▶ Exercise objective: Transcribe the records in full, keeping every character as it is.

▶ Material:

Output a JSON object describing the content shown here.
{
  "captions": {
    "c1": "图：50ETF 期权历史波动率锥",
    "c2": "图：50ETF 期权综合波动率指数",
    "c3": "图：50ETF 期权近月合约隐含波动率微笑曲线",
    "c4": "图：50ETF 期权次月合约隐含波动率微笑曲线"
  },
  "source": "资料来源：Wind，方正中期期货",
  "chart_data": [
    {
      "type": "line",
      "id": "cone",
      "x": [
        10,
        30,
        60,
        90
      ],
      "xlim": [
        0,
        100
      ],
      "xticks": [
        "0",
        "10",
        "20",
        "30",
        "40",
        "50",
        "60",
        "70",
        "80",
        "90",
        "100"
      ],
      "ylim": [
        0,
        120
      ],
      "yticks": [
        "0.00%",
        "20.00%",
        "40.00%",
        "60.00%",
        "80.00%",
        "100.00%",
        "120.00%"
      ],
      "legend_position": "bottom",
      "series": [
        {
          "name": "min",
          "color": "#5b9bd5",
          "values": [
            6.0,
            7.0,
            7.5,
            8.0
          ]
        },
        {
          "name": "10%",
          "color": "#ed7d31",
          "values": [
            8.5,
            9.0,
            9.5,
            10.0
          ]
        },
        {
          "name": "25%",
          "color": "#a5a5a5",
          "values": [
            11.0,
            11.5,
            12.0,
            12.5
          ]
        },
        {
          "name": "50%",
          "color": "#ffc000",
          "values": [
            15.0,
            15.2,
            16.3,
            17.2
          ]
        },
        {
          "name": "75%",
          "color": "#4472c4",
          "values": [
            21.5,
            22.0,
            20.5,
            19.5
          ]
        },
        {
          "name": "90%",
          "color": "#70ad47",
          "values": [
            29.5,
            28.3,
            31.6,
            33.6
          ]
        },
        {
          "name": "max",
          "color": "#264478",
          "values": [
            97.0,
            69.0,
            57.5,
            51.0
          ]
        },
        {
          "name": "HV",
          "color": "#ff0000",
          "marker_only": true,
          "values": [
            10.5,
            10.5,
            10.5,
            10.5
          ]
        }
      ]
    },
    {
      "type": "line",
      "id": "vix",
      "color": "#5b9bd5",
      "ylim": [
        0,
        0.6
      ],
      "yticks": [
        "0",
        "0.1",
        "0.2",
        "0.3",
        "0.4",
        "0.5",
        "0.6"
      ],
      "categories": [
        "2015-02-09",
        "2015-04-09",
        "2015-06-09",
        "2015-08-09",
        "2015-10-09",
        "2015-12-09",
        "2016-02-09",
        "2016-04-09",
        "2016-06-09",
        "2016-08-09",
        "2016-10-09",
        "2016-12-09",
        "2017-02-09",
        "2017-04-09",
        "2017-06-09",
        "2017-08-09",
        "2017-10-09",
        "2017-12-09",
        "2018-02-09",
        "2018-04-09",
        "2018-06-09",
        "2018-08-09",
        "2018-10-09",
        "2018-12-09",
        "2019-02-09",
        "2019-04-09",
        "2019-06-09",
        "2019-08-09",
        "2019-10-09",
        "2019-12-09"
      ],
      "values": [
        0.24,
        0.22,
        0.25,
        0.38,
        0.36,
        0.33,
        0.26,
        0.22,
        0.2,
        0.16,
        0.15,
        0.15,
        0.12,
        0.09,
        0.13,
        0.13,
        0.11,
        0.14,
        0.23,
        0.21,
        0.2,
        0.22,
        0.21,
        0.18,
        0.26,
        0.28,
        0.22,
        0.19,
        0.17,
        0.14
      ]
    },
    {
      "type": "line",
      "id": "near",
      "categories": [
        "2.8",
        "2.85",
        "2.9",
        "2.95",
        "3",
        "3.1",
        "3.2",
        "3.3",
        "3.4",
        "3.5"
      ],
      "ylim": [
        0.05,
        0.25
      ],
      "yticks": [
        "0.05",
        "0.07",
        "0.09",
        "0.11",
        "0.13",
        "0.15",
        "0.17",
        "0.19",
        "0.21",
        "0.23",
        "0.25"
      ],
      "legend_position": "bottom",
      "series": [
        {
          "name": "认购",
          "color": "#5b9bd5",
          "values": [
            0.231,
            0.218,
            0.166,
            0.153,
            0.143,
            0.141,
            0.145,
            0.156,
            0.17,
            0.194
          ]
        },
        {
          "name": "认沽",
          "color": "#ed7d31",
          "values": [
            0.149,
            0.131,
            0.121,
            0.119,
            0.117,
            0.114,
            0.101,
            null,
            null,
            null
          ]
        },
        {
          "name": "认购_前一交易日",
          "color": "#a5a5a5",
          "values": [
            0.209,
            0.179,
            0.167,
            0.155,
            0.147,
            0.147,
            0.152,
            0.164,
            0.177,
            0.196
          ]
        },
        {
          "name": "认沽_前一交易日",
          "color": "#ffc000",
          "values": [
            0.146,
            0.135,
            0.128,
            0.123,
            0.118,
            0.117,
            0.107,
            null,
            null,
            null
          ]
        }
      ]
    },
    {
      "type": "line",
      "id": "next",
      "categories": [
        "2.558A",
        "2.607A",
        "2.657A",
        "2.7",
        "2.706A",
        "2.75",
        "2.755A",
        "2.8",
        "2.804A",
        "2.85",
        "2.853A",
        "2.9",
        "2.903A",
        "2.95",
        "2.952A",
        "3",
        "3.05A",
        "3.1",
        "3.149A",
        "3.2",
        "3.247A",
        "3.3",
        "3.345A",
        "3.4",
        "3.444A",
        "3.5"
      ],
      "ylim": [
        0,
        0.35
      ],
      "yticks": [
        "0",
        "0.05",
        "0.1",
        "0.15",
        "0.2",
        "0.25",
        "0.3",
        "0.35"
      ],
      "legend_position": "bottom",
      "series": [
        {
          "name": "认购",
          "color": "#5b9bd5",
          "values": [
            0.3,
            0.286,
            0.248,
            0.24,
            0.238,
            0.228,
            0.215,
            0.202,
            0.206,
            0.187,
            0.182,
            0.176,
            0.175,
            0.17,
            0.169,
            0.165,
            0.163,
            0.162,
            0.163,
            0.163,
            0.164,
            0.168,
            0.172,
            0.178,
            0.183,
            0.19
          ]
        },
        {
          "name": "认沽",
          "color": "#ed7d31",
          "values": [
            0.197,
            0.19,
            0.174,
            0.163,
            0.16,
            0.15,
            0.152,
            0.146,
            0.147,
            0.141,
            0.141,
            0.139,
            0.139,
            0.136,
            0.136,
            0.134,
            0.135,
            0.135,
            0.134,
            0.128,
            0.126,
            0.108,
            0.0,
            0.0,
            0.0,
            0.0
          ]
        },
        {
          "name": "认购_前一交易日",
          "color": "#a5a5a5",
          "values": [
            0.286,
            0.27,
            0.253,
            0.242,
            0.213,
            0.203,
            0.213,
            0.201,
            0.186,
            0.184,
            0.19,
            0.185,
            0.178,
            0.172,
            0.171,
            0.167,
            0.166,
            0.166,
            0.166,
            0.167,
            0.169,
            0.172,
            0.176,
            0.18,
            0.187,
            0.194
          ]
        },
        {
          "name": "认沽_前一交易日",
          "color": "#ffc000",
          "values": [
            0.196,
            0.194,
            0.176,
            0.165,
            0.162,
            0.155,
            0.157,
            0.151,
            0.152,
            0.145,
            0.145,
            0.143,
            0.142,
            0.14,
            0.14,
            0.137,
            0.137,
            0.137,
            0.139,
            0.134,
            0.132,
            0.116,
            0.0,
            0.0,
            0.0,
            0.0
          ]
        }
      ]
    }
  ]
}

▶ Result of this task:
Output a JSON object describing the content shown here.
{
  "captions": {
    "c1": "图：50ETF 期权历史波动率锥",
    "c2": "图：50ETF 期权综合波动率指数",
    "c3": "图：50ETF 期权近月合约隐含波动率微笑曲线",
    "c4": "图：50ETF 期权次月合约隐含波动率微笑曲线"
  },
  "source": "资料来源：Wind，方正中期期货",
  "chart_data": [
    {
      "type": "line",
      "id": "cone",
      "x": [
        10,
        30,
        60,
        90
      ],
      "xlim": [
        0,
        100
      ],
      "xticks": [
        "0",
        "10",
        "20",
        "30",
        "40",
        "50",
        "60",
        "70",
        "80",
        "90",
        "100"
      ],
      "ylim": [
        0,
        120
      ],
      "yticks": [
        "0.00%",
        "20.00%",
        "40.00%",
        "60.00%",
        "80.00%",
        "100.00%",
        "120.00%"
      ],
      "legend_position": "bottom",
      "series": [
        {
          "name": "min",
          "color": "#5b9bd5",
          "values": [
            6.0,
            7.0,
            7.5,
            8.0
          ]
        },
        {
          "name": "10%",
          "color": "#ed7d31",
          "values": [
            8.5,
            9.0,
            9.5,
            10.0
          ]
        },
        {
          "name": "25%",
          "color": "#a5a5a5",
          "values": [
            11.0,
            11.5,
            12.0,
            12.5
          ]
        },
        {
          "name": "50%",
          "color": "#ffc000",
          "values": [
            15.0,
            15.2,
            16.3,
            17.2
          ]
        },
        {
          "name": "75%",
          "color": "#4472c4",
          "values": [
            21.5,
            22.0,
            20.5,
            19.5
          ]
        },
        {
          "name": "90%",
          "color": "#70ad47",
          "values": [
            29.5,
            28.3,
            31.6,
            33.6
          ]
        },
        {
          "name": "max",
          "color": "#264478",
          "values": [
            97.0,
            69.0,
            57.5,
            51.0
          ]
        },
        {
          "name": "HV",
          "color": "#ff0000",
          "marker_only": true,
          "values": [
            10.5,
            10.5,
            10.5,
            10.5
          ]
        }
      ]
    },
    {
      "type": "line",
      "id": "vix",
      "color": "#5b9bd5",
      "ylim": [
        0,
        0.6
      ],
      "yticks": [
        "0",
        "0.1",
        "0.2",
        "0.3",
        "0.4",
        "0.5",
        "0.6"
      ],
      "categories": [
        "2015-02-09",
        "2015-04-09",
        "2015-06-09",
        "2015-08-09",
        "2015-10-09",
        "2015-12-09",
        "2016-02-09",
        "2016-04-09",
        "2016-06-09",
        "2016-08-09",
        "2016-10-09",
        "2016-12-09",
        "2017-02-09",
        "2017-04-09",
        "2017-06-09",
        "2017-08-09",
        "2017-10-09",
        "2017-12-09",
        "2018-02-09",
        "2018-04-09",
        "2018-06-09",
        "2018-08-09",
        "2018-10-09",
        "2018-12-09",
        "2019-02-09",
        "2019-04-09",
        "2019-06-09",
        "2019-08-09",
        "2019-10-09",
        "2019-12-09"
      ],
      "values": [
        0.24,
        0.22,
        0.25,
        0.38,
        0.36,
        0.33,
        0.26,
        0.22,
        0.2,
        0.16,
        0.15,
        0.15,
        0.12,
        0.09,
        0.13,
        0.13,
        0.11,
        0.14,
        0.23,
        0.21,
        0.2,
        0.22,
        0.21,
        0.18,
        0.26,
        0.28,
        0.22,
        0.19,
        0.17,
        0.14
      ]
    },
    {
      "type": "line",
      "id": "near",
      "categories": [
        "2.8",
        "2.85",
        "2.9",
        "2.95",
        "3",
        "3.1",
        "3.2",
        "3.3",
        "3.4",
        "3.5"
      ],
      "ylim": [
        0.05,
        0.25
      ],
      "yticks": [
        "0.05",
        "0.07",
        "0.09",
        "0.11",
        "0.13",
        "0.15",
        "0.17",
        "0.19",
        "0.21",
        "0.23",
        "0.25"
      ],
      "legend_position": "bottom",
      "series": [
        {
          "name": "认购",
          "color": "#5b9bd5",
          "values": [
            0.231,
            0.218,
            0.166,
            0.153,
            0.143,
            0.141,
            0.145,
            0.156,
            0.17,
            0.194
          ]
        },
        {
          "name": "认沽",
          "color": "#ed7d31",
          "values": [
            0.149,
            0.131,
            0.121,
            0.119,
            0.117,
            0.114,
            0.101,
            null,
            null,
            null
          ]
        },
        {
          "name": "认购_前一交易日",
          "color": "#a5a5a5",
          "values": [
            0.209,
            0.179,
            0.167,
            0.155,
            0.147,
            0.147,
            0.152,
            0.164,
            0.177,
            0.196
          ]
        },
        {
          "name": "认沽_前一交易日",
          "color": "#ffc000",
          "values": [
            0.146,
            0.135,
            0.128,
            0.123,
            0.118,
            0.117,
            0.107,
            null,
            null,
            null
          ]
        }
      ]
    },
    {
      "type": "line",
      "id": "next",
      "categories": [
        "2.558A",
        "2.607A",
        "2.657A",
        "2.7",
        "2.706A",
        "2.75",
        "2.755A",
        "2.8",
        "2.804A",
        "2.85",
        "2.853A",
        "2.9",
        "2.903A",
        "2.95",
        "2.952A",
        "3",
        "3.05A",
        "3.1",
        "3.149A",
        "3.2",
        "3.247A",
        "3.3",
        "3.345A",
        "3.4",
        "3.444A",
        "3.5"
      ],
      "ylim": [
        0,
        0.35
      ],
      "yticks": [
        "0",
        "0.05",
        "0.1",
        "0.15",
        "0.2",
        "0.25",
        "0.3",
        "0.35"
      ],
      "legend_position": "bottom",
      "series": [
        {
          "name": "认购",
          "color": "#5b9bd5",
          "values": [
            0.3,
            0.286,
            0.248,
            0.24,
            0.238,
            0.228,
            0.215,
            0.202,
            0.206,
            0.187,
            0.182,
            0.176,
            0.175,
            0.17,
            0.169,
            0.165,
            0.163,
            0.162,
            0.163,
            0.163,
            0.164,
            0.168,
            0.172,
            0.178,
            0.183,
            0.19
          ]
        },
        {
          "name": "认沽",
          "color": "#ed7d31",
          "values": [
            0.197,
            0.19,
            0.174,
            0.163,
            0.16,
            0.15,
            0.152,
            0.146,
            0.147,
            0.141,
            0.141,
            0.139,
            0.139,
            0.136,
            0.136,
            0.134,
            0.135,
            0.135,
            0.134,
            0.128,
            0.126,
            0.108,
            0.0,
            0.0,
            0.0,
            0.0
          ]
        },
        {
          "name": "认购_前一交易日",
          "color": "#a5a5a5",
          "values": [
            0.286,
            0.27,
            0.253,
            0.242,
            0.213,
            0.203,
            0.213,
            0.201,
            0.186,
            0.184,
            0.19,
            0.185,
            0.178,
            0.172,
            0.171,
            0.167,
            0.166,
            0.166,
            0.166,
            0.167,
            0.169,
            0.172,
            0.176,
            0.18,
            0.187,
            0.194
          ]
        },
        {
          "name": "认沽_前一交易日",
          "color": "#ffc000",
          "values": [
            0.196,
            0.194,
            0.176,
            0.165,
            0.162,
            0.155,
            0.157,
            0.151,
            0.152,
            0.145,
            0.145,
            0.143,
            0.142,
            0.14,
            0.14,
            0.137,
            0.137,
            0.137,
            0.139,
            0.134,
            0.132,
            0.116,
            0.0,
            0.0,
            0.0,
            0.0
          ]
        }
      ]
    }
  ]
}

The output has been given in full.